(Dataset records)
○ ○ ○ ○ ○ ○ ○
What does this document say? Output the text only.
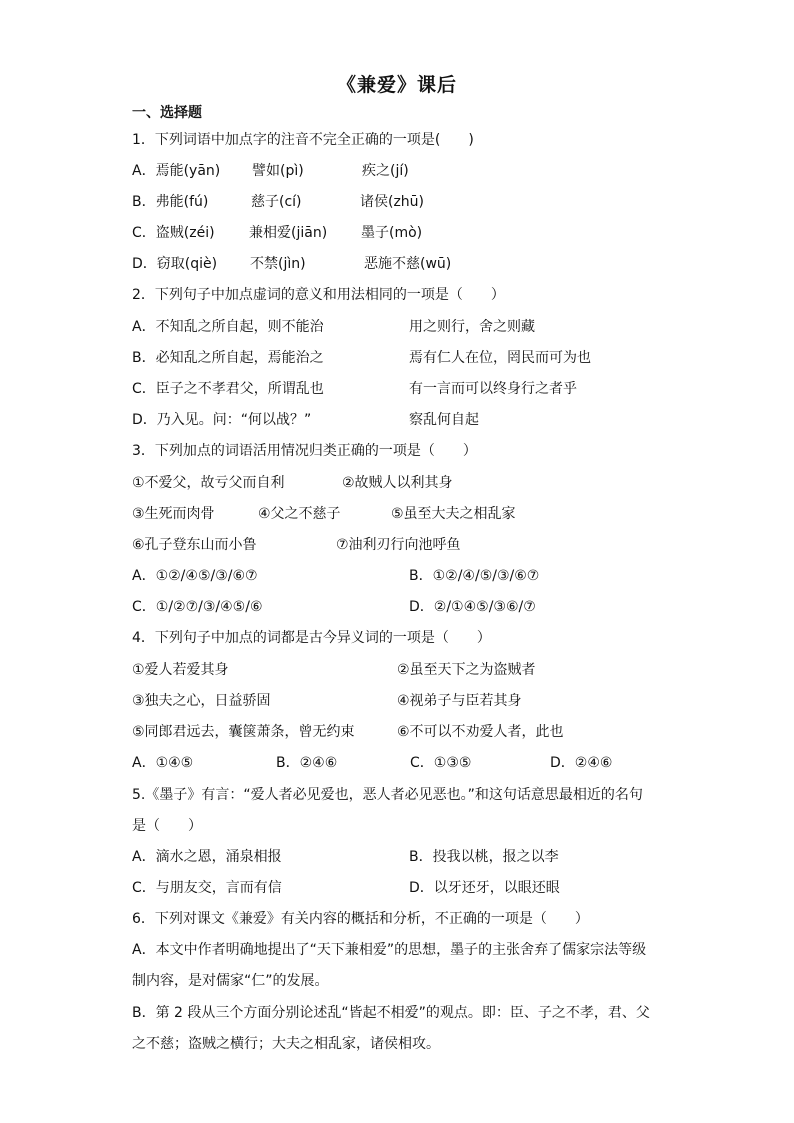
《兼爱》课后
一、选择题
1．下列词语中加点字的注音不完全正确的一项是(　　)
A．焉能(yān) 譬如(pì)	疾之(jí)
B．弗能(fú)	慈子(cí)	诸侯(zhū)
C．盗贼(zéi) 兼相爱(jiān) 墨子(mò)
D．窃取(qiè) 不禁(jìn)	恶施不慈(wū)
2．下列句子中加点虚词的意义和用法相同的一项是（　　）
A．不知乱之所自起，则不能治	用之则行，舍之则藏
B．必知乱之所自起，焉能治之	焉有仁人在位，罔民而可为也
C．臣子之不孝君父，所谓乱也	有一言而可以终身行之者乎
D．乃入见。问：“何以战？”	察乱何自起
3．下列加点的词语活用情况归类正确的一项是（　　）
①不爱父，故亏父而自利	②故贼人以利其身
③生死而肉骨	④父之不慈子	⑤虽至大夫之相乱家
⑥孔子登东山而小鲁	⑦油利刃行向池呼鱼
A．①②/④⑤/③/⑥⑦	B．①②/④/⑤/③/⑥⑦
C．①/②⑦/③/④⑤/⑥	D．②/①④⑤/③⑥/⑦
4．下列句子中加点的词都是古今异义词的一项是（　　）
①爱人若爱其身	②虽至天下之为盗贼者
③独夫之心，日益骄固	④视弟子与臣若其身
⑤同郎君远去，囊箧萧条，曾无约束	⑥不可以不劝爱人者，此也
A．①④⑤	B．②④⑥	C．①③⑤	D．②④⑥
5.《墨子》有言：“爱人者必见爱也，恶人者必见恶也。”和这句话意思最相近的名句
是（　　）
A．滴水之恩，涌泉相报	B．投我以桃，报之以李
C．与朋友交，言而有信	D．以牙还牙，以眼还眼
6．下列对课文《兼爱》有关内容的概括和分析，不正确的一项是（　　）
A．本文中作者明确地提出了“天下兼相爱”的思想，墨子的主张舍弃了儒家宗法等级
制内容，是对儒家“仁”的发展。
B．第 2 段从三个方面分别论述乱“皆起不相爱”的观点。即：臣、子之不孝，君、父
之不慈；盗贼之横行；大夫之相乱家，诸侯相攻。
○ ○ ○ ○ ○ ○ ○
INSTRUCTION = Each line of the data should be quoted exactly, with pictures left out.

FULL ANSWER =
What does this document say? Output the text only.
《兼爱》课后
一、选择题
1．下列词语中加点字的注音不完全正确的一项是(　　)
A．焉能(yān) 譬如(pì)	疾之(jí)
B．弗能(fú)	慈子(cí)	诸侯(zhū)
C．盗贼(zéi) 兼相爱(jiān) 墨子(mò)
D．窃取(qiè) 不禁(jìn)	恶施不慈(wū)
2．下列句子中加点虚词的意义和用法相同的一项是（　　）
A．不知乱之所自起，则不能治	用之则行，舍之则藏
B．必知乱之所自起，焉能治之	焉有仁人在位，罔民而可为也
C．臣子之不孝君父，所谓乱也	有一言而可以终身行之者乎
D．乃入见。问：“何以战？”	察乱何自起
3．下列加点的词语活用情况归类正确的一项是（　　）
①不爱父，故亏父而自利	②故贼人以利其身
③生死而肉骨	④父之不慈子	⑤虽至大夫之相乱家
⑥孔子登东山而小鲁	⑦油利刃行向池呼鱼
A．①②/④⑤/③/⑥⑦	B．①②/④/⑤/③/⑥⑦
C．①/②⑦/③/④⑤/⑥	D．②/①④⑤/③⑥/⑦
4．下列句子中加点的词都是古今异义词的一项是（　　）
①爱人若爱其身	②虽至天下之为盗贼者
③独夫之心，日益骄固	④视弟子与臣若其身
⑤同郎君远去，囊箧萧条，曾无约束	⑥不可以不劝爱人者，此也
A．①④⑤	B．②④⑥	C．①③⑤	D．②④⑥
5.《墨子》有言：“爱人者必见爱也，恶人者必见恶也。”和这句话意思最相近的名句
是（　　）
A．滴水之恩，涌泉相报	B．投我以桃，报之以李
C．与朋友交，言而有信	D．以牙还牙，以眼还眼
6．下列对课文《兼爱》有关内容的概括和分析，不正确的一项是（　　）
A．本文中作者明确地提出了“天下兼相爱”的思想，墨子的主张舍弃了儒家宗法等级
制内容，是对儒家“仁”的发展。
B．第 2 段从三个方面分别论述乱“皆起不相爱”的观点。即：臣、子之不孝，君、父
之不慈；盗贼之横行；大夫之相乱家，诸侯相攻。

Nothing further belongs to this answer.